SET PROBLEM: Print all records exactly, leaving nothing out.

[start]

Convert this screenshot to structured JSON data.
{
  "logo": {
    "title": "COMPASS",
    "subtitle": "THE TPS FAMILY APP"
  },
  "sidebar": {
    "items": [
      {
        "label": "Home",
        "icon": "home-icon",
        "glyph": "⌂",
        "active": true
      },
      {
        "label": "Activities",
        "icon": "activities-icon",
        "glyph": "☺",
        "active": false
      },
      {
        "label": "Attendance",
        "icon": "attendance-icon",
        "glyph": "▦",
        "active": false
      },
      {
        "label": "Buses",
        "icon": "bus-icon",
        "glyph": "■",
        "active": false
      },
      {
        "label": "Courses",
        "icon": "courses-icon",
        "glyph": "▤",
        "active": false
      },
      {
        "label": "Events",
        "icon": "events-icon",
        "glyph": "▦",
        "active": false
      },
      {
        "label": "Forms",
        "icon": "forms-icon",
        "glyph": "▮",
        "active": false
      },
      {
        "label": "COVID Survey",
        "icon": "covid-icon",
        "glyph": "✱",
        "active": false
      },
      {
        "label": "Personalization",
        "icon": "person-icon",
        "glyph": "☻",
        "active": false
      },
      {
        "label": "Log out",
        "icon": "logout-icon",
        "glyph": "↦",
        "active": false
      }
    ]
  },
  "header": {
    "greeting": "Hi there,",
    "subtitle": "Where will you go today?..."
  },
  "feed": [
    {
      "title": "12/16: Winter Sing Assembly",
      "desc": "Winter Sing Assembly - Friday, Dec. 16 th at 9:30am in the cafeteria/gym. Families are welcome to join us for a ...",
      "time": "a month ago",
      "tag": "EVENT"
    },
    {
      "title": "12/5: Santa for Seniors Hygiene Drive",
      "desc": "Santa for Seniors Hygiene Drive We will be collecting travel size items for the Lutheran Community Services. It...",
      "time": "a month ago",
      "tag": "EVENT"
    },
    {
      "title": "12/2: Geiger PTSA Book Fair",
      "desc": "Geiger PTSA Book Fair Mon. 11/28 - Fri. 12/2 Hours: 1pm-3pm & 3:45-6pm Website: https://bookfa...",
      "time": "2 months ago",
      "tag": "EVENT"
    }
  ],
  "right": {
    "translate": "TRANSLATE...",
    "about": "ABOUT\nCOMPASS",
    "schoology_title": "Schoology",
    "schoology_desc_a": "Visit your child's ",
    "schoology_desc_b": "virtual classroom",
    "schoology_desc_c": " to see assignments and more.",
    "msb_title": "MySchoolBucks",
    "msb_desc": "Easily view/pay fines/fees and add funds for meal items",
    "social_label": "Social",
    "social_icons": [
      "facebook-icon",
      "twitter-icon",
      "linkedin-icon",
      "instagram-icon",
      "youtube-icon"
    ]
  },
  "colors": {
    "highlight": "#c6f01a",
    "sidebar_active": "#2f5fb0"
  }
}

[end]

FULL SOLUTION:
Convert this screenshot to structured JSON data.
{
  "logo": {
    "title": "COMPASS",
    "subtitle": "THE TPS FAMILY APP"
  },
  "sidebar": {
    "items": [
      {
        "label": "Home",
        "icon": "home-icon",
        "glyph": "⌂",
        "active": true
      },
      {
        "label": "Activities",
        "icon": "activities-icon",
        "glyph": "☺",
        "active": false
      },
      {
        "label": "Attendance",
        "icon": "attendance-icon",
        "glyph": "▦",
        "active": false
      },
      {
        "label": "Buses",
        "icon": "bus-icon",
        "glyph": "■",
        "active": false
      },
      {
        "label": "Courses",
        "icon": "courses-icon",
        "glyph": "▤",
        "active": false
      },
      {
        "label": "Events",
        "icon": "events-icon",
        "glyph": "▦",
        "active": false
      },
      {
        "label": "Forms",
        "icon": "forms-icon",
        "glyph": "▮",
        "active": false
      },
      {
        "label": "COVID Survey",
        "icon": "covid-icon",
        "glyph": "✱",
        "active": false
      },
      {
        "label": "Personalization",
        "icon": "person-icon",
        "glyph": "☻",
        "active": false
      },
      {
        "label": "Log out",
        "icon": "logout-icon",
        "glyph": "↦",
        "active": false
      }
    ]
  },
  "header": {
    "greeting": "Hi there,",
    "subtitle": "Where will you go today?..."
  },
  "feed": [
    {
      "title": "12/16: Winter Sing Assembly",
      "desc": "Winter Sing Assembly - Friday, Dec. 16 th at 9:30am in the cafeteria/gym. Families are welcome to join us for a ...",
      "time": "a month ago",
      "tag": "EVENT"
    },
    {
      "title": "12/5: Santa for Seniors Hygiene Drive",
      "desc": "Santa for Seniors Hygiene Drive We will be collecting travel size items for the Lutheran Community Services. It...",
      "time": "a month ago",
      "tag": "EVENT"
    },
    {
      "title": "12/2: Geiger PTSA Book Fair",
      "desc": "Geiger PTSA Book Fair Mon. 11/28 - Fri. 12/2 Hours: 1pm-3pm & 3:45-6pm Website: https://bookfa...",
      "time": "2 months ago",
      "tag": "EVENT"
    }
  ],
  "right": {
    "translate": "TRANSLATE...",
    "about": "ABOUT\nCOMPASS",
    "schoology_title": "Schoology",
    "schoology_desc_a": "Visit your child's ",
    "schoology_desc_b": "virtual classroom",
    "schoology_desc_c": " to see assignments and more.",
    "msb_title": "MySchoolBucks",
    "msb_desc": "Easily view/pay fines/fees and add funds for meal items",
    "social_label": "Social",
    "social_icons": [
      "facebook-icon",
      "twitter-icon",
      "linkedin-icon",
      "instagram-icon",
      "youtube-icon"
    ]
  },
  "colors": {
    "highlight": "#c6f01a",
    "sidebar_active": "#2f5fb0"
  }
}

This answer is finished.